[WRITTEN INSTRUCTION A]
In the passage about the film, how long has the Indian family been settled in America?

[QUOTED PASSAGE]
***
The film is about an Indian family settled in America for more than 20
years. Besides Shergill and Sharma, the film stars Paresh Rawal, a former
stage actor who has been a staple on the Indian silverscreen with memorable
performances in Chachi 420 and Tamanna, and comedian Johnny Lever and
Nina Kulkarni who appeared in Nayak.
"It is my third film but the first one where I'm the leading lady
and it is a thrill," admits Sharma. "We had a great time filming
it though on some days the pace was hectic with a call as early as 4.30
a.m.," says the actress for whom the film crew was "one big
family".
At a function to celebrate the completion of the film, Shergill spoke
of the his anticipation of the film's success-and "a pleasing break
in your busy lives".
***
[ENTRIES SHOWN]
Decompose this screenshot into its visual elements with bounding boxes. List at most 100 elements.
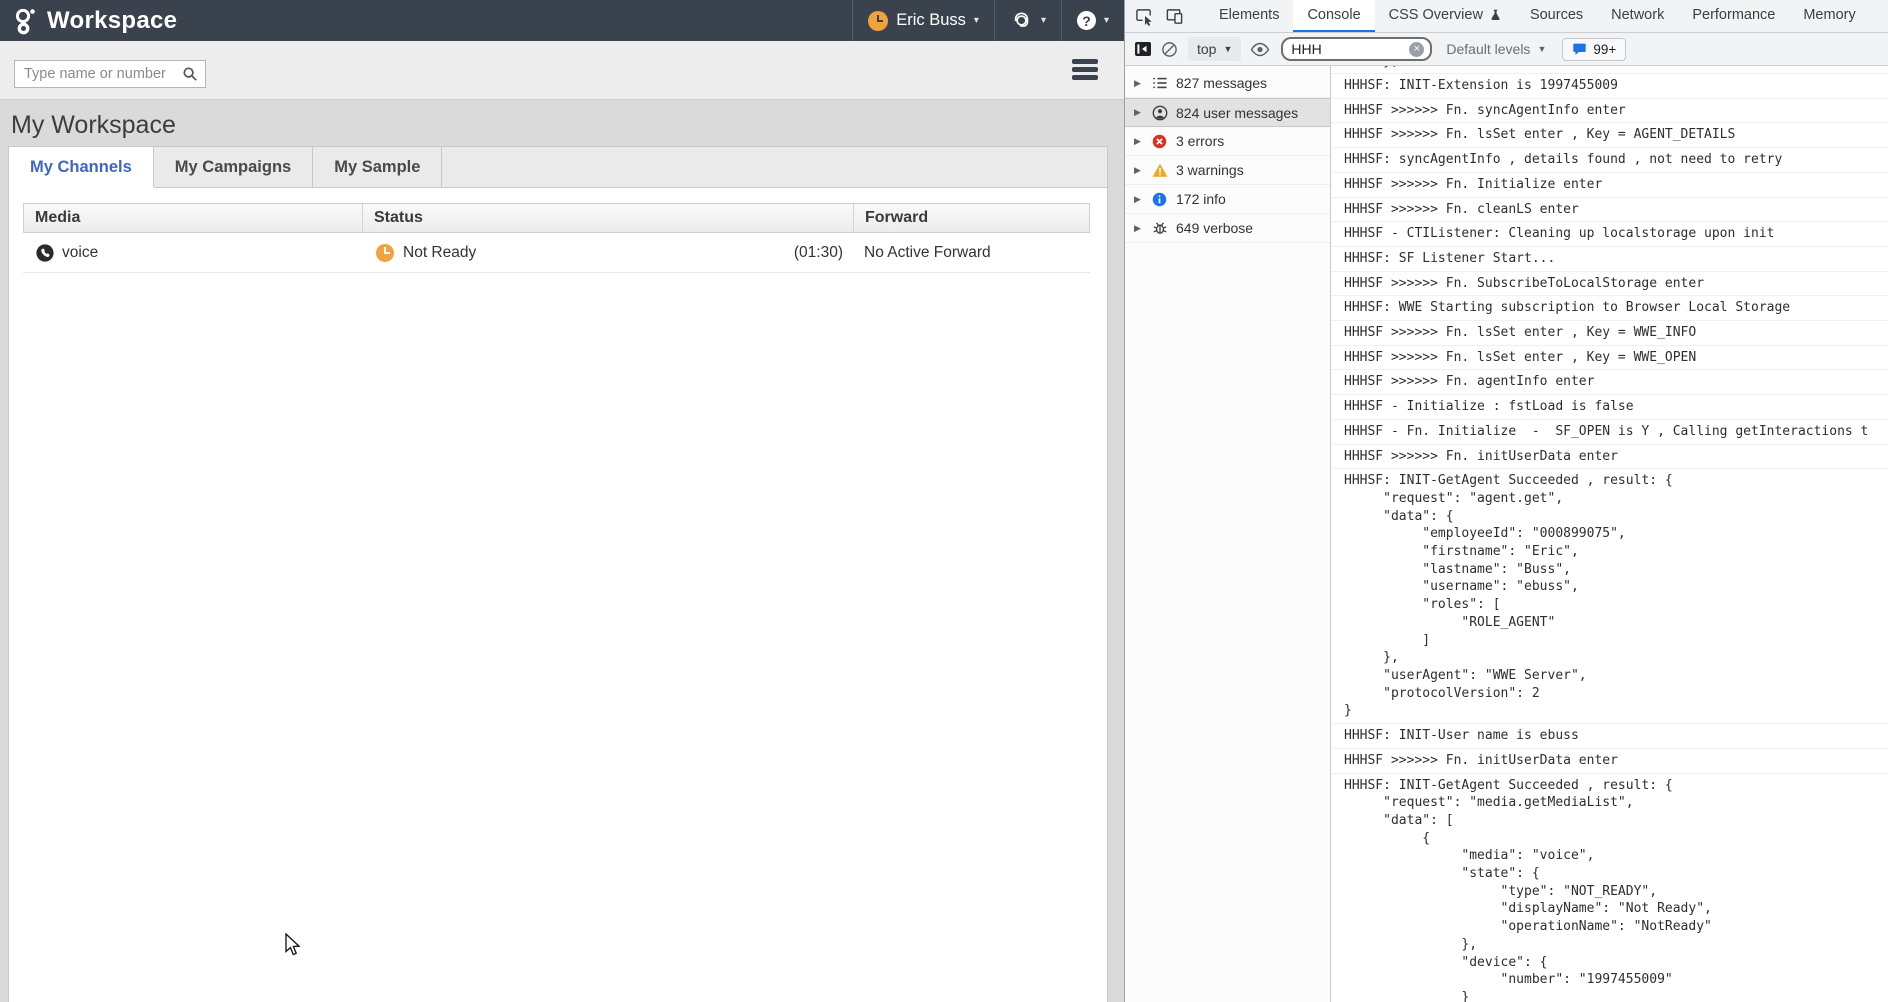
user-icon [1152,105,1169,121]
devtools-tab-sources[interactable]: Sources [1516,0,1597,32]
console-sidebar: ▶827 messages▶824 user messages▶3 errors… [1125,66,1331,1002]
help-menu[interactable]: ? ▾ [1062,0,1124,41]
disclosure-triangle-icon[interactable]: ▶ [1134,223,1145,234]
sidebar-item-verbose[interactable]: ▶649 verbose [1125,214,1330,243]
clear-filter-icon[interactable]: × [1409,42,1424,57]
console-message: HHHSF - Initialize : fstLoad is false [1331,395,1888,420]
sidebar-item-user[interactable]: ▶824 user messages [1125,98,1330,127]
chevron-down-icon: ▼ [1537,44,1546,54]
console-filter-box: × [1281,37,1432,61]
console-message: HHHSF: SF Listener Start... [1331,247,1888,272]
warning-icon [1152,163,1169,178]
table-header-row: Media Status Forward [23,203,1090,233]
search-input[interactable] [15,66,182,82]
console-message: HHHSF: WWE Starting subscription to Brow… [1331,296,1888,321]
media-cell: voice [62,244,98,262]
console-message: HHHSF - Fn. Initialize - SF_OPEN is Y , … [1331,420,1888,445]
sidebar-item-label: 3 warnings [1176,162,1244,178]
workspace-tab-panel: My ChannelsMy CampaignsMy Sample Media S… [8,146,1108,1002]
console-message: HHHSF >>>>>> Fn. Initialize enter [1331,173,1888,198]
console-message: HHHSF >>>>>> Fn. lsSet enter , Key = AGE… [1331,123,1888,148]
app-title: Workspace [47,7,177,35]
console-filter-input[interactable] [1289,40,1409,58]
console-message: HHHSF >>>>>> Fn. cleanLS enter [1331,198,1888,223]
tab-label: Performance [1692,7,1775,23]
user-name: Eric Buss [896,11,966,30]
devtools-tab-performance[interactable]: Performance [1678,0,1789,32]
devtools-tab-memory[interactable]: Memory [1789,0,1869,32]
device-toolbar-icon[interactable] [1159,0,1189,32]
disclosure-triangle-icon[interactable]: ▶ [1134,78,1145,89]
live-expression-eye-icon[interactable] [1247,36,1273,62]
table-row[interactable]: voice Not Ready (01:30) No Active Forwar… [23,233,1090,273]
disclosure-triangle-icon[interactable]: ▶ [1134,165,1145,176]
workspace-app: Workspace Eric Buss ▾ [0,0,1124,1002]
app-main: My Workspace My ChannelsMy CampaignsMy S… [0,100,1124,1002]
console-sidebar-toggle-icon[interactable] [1130,36,1156,62]
list-icon [1152,75,1169,91]
help-icon: ? [1077,11,1096,30]
column-header-media[interactable]: Media [24,204,363,232]
headset-icon [1010,11,1033,31]
sidebar-item-warning[interactable]: ▶ 3 warnings [1125,156,1330,185]
sidebar-item-label: 3 errors [1176,133,1224,149]
main-menu-button[interactable] [1072,56,1098,83]
console-body: ▶827 messages▶824 user messages▶3 errors… [1125,66,1888,1002]
console-message: HHHSF - CTIListener: Cleaning up localst… [1331,222,1888,247]
chevron-down-icon: ▾ [974,15,979,26]
my-channels-panel: Media Status Forward [8,188,1108,1002]
sidebar-item-label: 827 messages [1176,75,1267,91]
disclosure-triangle-icon[interactable]: ▶ [1134,107,1145,118]
disclosure-triangle-icon[interactable]: ▶ [1134,194,1145,205]
inspect-element-icon[interactable] [1129,0,1159,32]
channels-table: Media Status Forward [23,203,1090,273]
search-icon[interactable] [182,66,198,82]
tab-my-campaigns[interactable]: My Campaigns [154,147,313,188]
app-header: Workspace Eric Buss ▾ [0,0,1124,41]
status-duration: (01:30) [794,244,843,262]
voice-phone-icon [36,244,54,262]
console-message: HHHSF >>>>>> Fn. SubscribeToLocalStorage… [1331,272,1888,297]
verbose-icon [1152,220,1169,236]
app-toolbar [0,41,1124,100]
console-message: HHHSF: syncAgentInfo , details found , n… [1331,148,1888,173]
devtools-tab-console[interactable]: Console [1293,0,1374,32]
console-message: HHHSF >>>>>> Fn. lsSet enter , Key = WWE… [1331,321,1888,346]
console-message: HHHSF: INIT-GetAgent Succeeded , result:… [1331,469,1888,724]
sidebar-item-error[interactable]: ▶ 3 errors [1125,127,1330,156]
console-message: HHHSF >>>>>> Fn. agentInfo enter [1331,370,1888,395]
screen: Workspace Eric Buss ▾ [0,0,1888,1002]
column-header-status[interactable]: Status [363,204,854,232]
issues-counter[interactable]: 99+ [1562,38,1626,61]
console-message: HHHSF: INIT-GetAgent Succeeded , result:… [1331,774,1888,1002]
devtools-tab-css-overview[interactable]: CSS Overview [1375,0,1516,32]
user-status-menu[interactable]: Eric Buss ▾ [853,0,994,41]
tab-my-sample[interactable]: My Sample [313,147,442,188]
context-label: top [1197,41,1216,57]
context-selector[interactable]: top ▼ [1188,37,1241,61]
status-cell: Not Ready [403,244,476,262]
log-levels-dropdown[interactable]: Default levels ▼ [1440,41,1552,57]
devtools-tabbar: ElementsConsoleCSS OverviewSourcesNetwor… [1125,0,1888,33]
log-levels-label: Default levels [1446,41,1530,57]
tab-my-channels[interactable]: My Channels [9,147,154,188]
devtools-tab-network[interactable]: Network [1597,0,1678,32]
column-header-forward[interactable]: Forward [854,204,1089,232]
error-icon [1152,134,1169,149]
mouse-cursor [285,933,302,962]
console-message: }, [1331,66,1888,74]
not-ready-clock-icon [868,11,888,31]
chevron-down-icon: ▾ [1041,15,1046,26]
console-message: HHHSF >>>>>> Fn. lsSet enter , Key = WWE… [1331,346,1888,371]
not-ready-clock-icon [376,244,394,262]
page-title: My Workspace [0,100,1124,140]
clear-console-icon[interactable] [1156,36,1182,62]
console-message: HHHSF >>>>>> Fn. syncAgentInfo enter [1331,99,1888,124]
issues-count: 99+ [1593,42,1616,57]
devtools-tab-elements[interactable]: Elements [1205,0,1293,32]
agent-device-menu[interactable]: ▾ [995,0,1061,41]
disclosure-triangle-icon[interactable]: ▶ [1134,136,1145,147]
sidebar-item-info[interactable]: ▶172 info [1125,185,1330,214]
info-icon [1152,192,1169,207]
sidebar-item-list[interactable]: ▶ 827 messages [1125,69,1330,98]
***
[WRITTEN INSTRUCTION B]
From the entries, copy out the lines word for word, starting at the line containing "user-icon [1152,105,1169,121]" and ending at the line containing "table-header-row: Media Status", with both of those lines included.

[WRITTEN REPLY A]
More than 20 years.

[WRITTEN REPLY B]
user-icon [1152,105,1169,121]
devtools-tab-sources[interactable]: Sources [1516,0,1597,32]
console-sidebar: ▶827 messages▶824 user messages▶3 errors… [1125,66,1331,1002]
help-menu[interactable]: ? ▾ [1062,0,1124,41]
disclosure-triangle-icon[interactable]: ▶ [1134,223,1145,234]
sidebar-item-verbose[interactable]: ▶649 verbose [1125,214,1330,243]
clear-filter-icon[interactable]: × [1409,42,1424,57]
console-message: HHHSF - Initialize : fstLoad is false [1331,395,1888,420]
sidebar-item-user[interactable]: ▶824 user messages [1125,98,1330,127]
chevron-down-icon: ▼ [1537,44,1546,54]
console-filter-box: × [1281,37,1432,61]
console-message: HHHSF: SF Listener Start... [1331,247,1888,272]
warning-icon [1152,163,1169,178]
table-header-row: Media Status Forward [23,203,1090,233]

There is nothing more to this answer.